▸ Given entries:
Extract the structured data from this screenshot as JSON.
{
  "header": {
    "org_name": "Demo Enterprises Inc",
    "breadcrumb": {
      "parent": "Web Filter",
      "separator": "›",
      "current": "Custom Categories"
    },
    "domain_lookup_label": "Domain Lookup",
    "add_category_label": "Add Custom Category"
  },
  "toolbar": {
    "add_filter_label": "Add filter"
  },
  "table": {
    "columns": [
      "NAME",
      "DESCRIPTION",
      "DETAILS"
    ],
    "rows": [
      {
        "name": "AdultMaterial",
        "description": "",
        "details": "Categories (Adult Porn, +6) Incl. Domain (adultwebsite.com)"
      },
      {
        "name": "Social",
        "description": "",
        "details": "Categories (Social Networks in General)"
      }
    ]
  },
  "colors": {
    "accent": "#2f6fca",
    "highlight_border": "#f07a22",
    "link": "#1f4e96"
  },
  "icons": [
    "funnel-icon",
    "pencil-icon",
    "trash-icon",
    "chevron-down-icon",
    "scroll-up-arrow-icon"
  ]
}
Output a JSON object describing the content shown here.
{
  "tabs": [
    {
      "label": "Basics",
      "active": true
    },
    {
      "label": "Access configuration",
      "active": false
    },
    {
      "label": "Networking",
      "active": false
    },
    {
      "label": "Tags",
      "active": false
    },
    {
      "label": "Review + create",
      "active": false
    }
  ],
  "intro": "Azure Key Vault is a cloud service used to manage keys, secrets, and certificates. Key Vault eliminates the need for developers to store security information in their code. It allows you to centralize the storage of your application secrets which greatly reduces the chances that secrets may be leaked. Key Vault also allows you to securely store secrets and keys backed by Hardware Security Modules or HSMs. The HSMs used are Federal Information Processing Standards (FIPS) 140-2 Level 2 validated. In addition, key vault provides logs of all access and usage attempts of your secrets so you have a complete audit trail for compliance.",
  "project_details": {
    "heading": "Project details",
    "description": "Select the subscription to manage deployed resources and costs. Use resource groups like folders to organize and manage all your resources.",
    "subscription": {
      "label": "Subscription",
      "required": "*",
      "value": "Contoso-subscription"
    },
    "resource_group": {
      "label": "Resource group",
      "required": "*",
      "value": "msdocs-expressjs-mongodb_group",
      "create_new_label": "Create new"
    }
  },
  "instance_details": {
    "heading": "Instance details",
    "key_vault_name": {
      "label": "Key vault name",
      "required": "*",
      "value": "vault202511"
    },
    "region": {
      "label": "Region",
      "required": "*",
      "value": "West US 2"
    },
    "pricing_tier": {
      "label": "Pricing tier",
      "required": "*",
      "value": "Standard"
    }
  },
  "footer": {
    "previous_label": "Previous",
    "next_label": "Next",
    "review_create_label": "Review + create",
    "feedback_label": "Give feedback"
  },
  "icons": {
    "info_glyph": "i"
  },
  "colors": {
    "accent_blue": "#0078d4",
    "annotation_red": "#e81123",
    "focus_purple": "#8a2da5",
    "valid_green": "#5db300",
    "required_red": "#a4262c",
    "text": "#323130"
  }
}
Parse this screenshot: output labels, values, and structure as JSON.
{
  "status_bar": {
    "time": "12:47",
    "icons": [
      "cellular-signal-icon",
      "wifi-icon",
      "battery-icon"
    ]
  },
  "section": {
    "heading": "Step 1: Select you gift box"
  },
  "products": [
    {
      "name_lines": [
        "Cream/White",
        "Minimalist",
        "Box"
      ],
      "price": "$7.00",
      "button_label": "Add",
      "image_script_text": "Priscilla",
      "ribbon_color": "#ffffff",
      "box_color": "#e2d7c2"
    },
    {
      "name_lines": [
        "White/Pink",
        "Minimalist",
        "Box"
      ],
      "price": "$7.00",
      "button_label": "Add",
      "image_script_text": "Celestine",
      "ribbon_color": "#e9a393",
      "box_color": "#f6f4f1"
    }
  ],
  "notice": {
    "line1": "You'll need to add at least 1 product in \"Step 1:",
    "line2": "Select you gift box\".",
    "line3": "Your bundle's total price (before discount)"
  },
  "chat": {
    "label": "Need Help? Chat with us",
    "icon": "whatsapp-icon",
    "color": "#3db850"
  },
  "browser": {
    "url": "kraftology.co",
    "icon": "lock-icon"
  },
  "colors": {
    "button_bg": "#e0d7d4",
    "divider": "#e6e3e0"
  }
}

▸ Stated problem: Reproduce each entry above exactly, keeping every word.

▸ Result for this task:
Extract the structured data from this screenshot as JSON.
{
  "header": {
    "org_name": "Demo Enterprises Inc",
    "breadcrumb": {
      "parent": "Web Filter",
      "separator": "›",
      "current": "Custom Categories"
    },
    "domain_lookup_label": "Domain Lookup",
    "add_category_label": "Add Custom Category"
  },
  "toolbar": {
    "add_filter_label": "Add filter"
  },
  "table": {
    "columns": [
      "NAME",
      "DESCRIPTION",
      "DETAILS"
    ],
    "rows": [
      {
        "name": "AdultMaterial",
        "description": "",
        "details": "Categories (Adult Porn, +6) Incl. Domain (adultwebsite.com)"
      },
      {
        "name": "Social",
        "description": "",
        "details": "Categories (Social Networks in General)"
      }
    ]
  },
  "colors": {
    "accent": "#2f6fca",
    "highlight_border": "#f07a22",
    "link": "#1f4e96"
  },
  "icons": [
    "funnel-icon",
    "pencil-icon",
    "trash-icon",
    "chevron-down-icon",
    "scroll-up-arrow-icon"
  ]
}
Output a JSON object describing the content shown here.
{
  "tabs": [
    {
      "label": "Basics",
      "active": true
    },
    {
      "label": "Access configuration",
      "active": false
    },
    {
      "label": "Networking",
      "active": false
    },
    {
      "label": "Tags",
      "active": false
    },
    {
      "label": "Review + create",
      "active": false
    }
  ],
  "intro": "Azure Key Vault is a cloud service used to manage keys, secrets, and certificates. Key Vault eliminates the need for developers to store security information in their code. It allows you to centralize the storage of your application secrets which greatly reduces the chances that secrets may be leaked. Key Vault also allows you to securely store secrets and keys backed by Hardware Security Modules or HSMs. The HSMs used are Federal Information Processing Standards (FIPS) 140-2 Level 2 validated. In addition, key vault provides logs of all access and usage attempts of your secrets so you have a complete audit trail for compliance.",
  "project_details": {
    "heading": "Project details",
    "description": "Select the subscription to manage deployed resources and costs. Use resource groups like folders to organize and manage all your resources.",
    "subscription": {
      "label": "Subscription",
      "required": "*",
      "value": "Contoso-subscription"
    },
    "resource_group": {
      "label": "Resource group",
      "required": "*",
      "value": "msdocs-expressjs-mongodb_group",
      "create_new_label": "Create new"
    }
  },
  "instance_details": {
    "heading": "Instance details",
    "key_vault_name": {
      "label": "Key vault name",
      "required": "*",
      "value": "vault202511"
    },
    "region": {
      "label": "Region",
      "required": "*",
      "value": "West US 2"
    },
    "pricing_tier": {
      "label": "Pricing tier",
      "required": "*",
      "value": "Standard"
    }
  },
  "footer": {
    "previous_label": "Previous",
    "next_label": "Next",
    "review_create_label": "Review + create",
    "feedback_label": "Give feedback"
  },
  "icons": {
    "info_glyph": "i"
  },
  "colors": {
    "accent_blue": "#0078d4",
    "annotation_red": "#e81123",
    "focus_purple": "#8a2da5",
    "valid_green": "#5db300",
    "required_red": "#a4262c",
    "text": "#323130"
  }
}
Parse this screenshot: output labels, values, and structure as JSON.
{
  "status_bar": {
    "time": "12:47",
    "icons": [
      "cellular-signal-icon",
      "wifi-icon",
      "battery-icon"
    ]
  },
  "section": {
    "heading": "Step 1: Select you gift box"
  },
  "products": [
    {
      "name_lines": [
        "Cream/White",
        "Minimalist",
        "Box"
      ],
      "price": "$7.00",
      "button_label": "Add",
      "image_script_text": "Priscilla",
      "ribbon_color": "#ffffff",
      "box_color": "#e2d7c2"
    },
    {
      "name_lines": [
        "White/Pink",
        "Minimalist",
        "Box"
      ],
      "price": "$7.00",
      "button_label": "Add",
      "image_script_text": "Celestine",
      "ribbon_color": "#e9a393",
      "box_color": "#f6f4f1"
    }
  ],
  "notice": {
    "line1": "You'll need to add at least 1 product in \"Step 1:",
    "line2": "Select you gift box\".",
    "line3": "Your bundle's total price (before discount)"
  },
  "chat": {
    "label": "Need Help? Chat with us",
    "icon": "whatsapp-icon",
    "color": "#3db850"
  },
  "browser": {
    "url": "kraftology.co",
    "icon": "lock-icon"
  },
  "colors": {
    "button_bg": "#e0d7d4",
    "divider": "#e6e3e0"
  }
}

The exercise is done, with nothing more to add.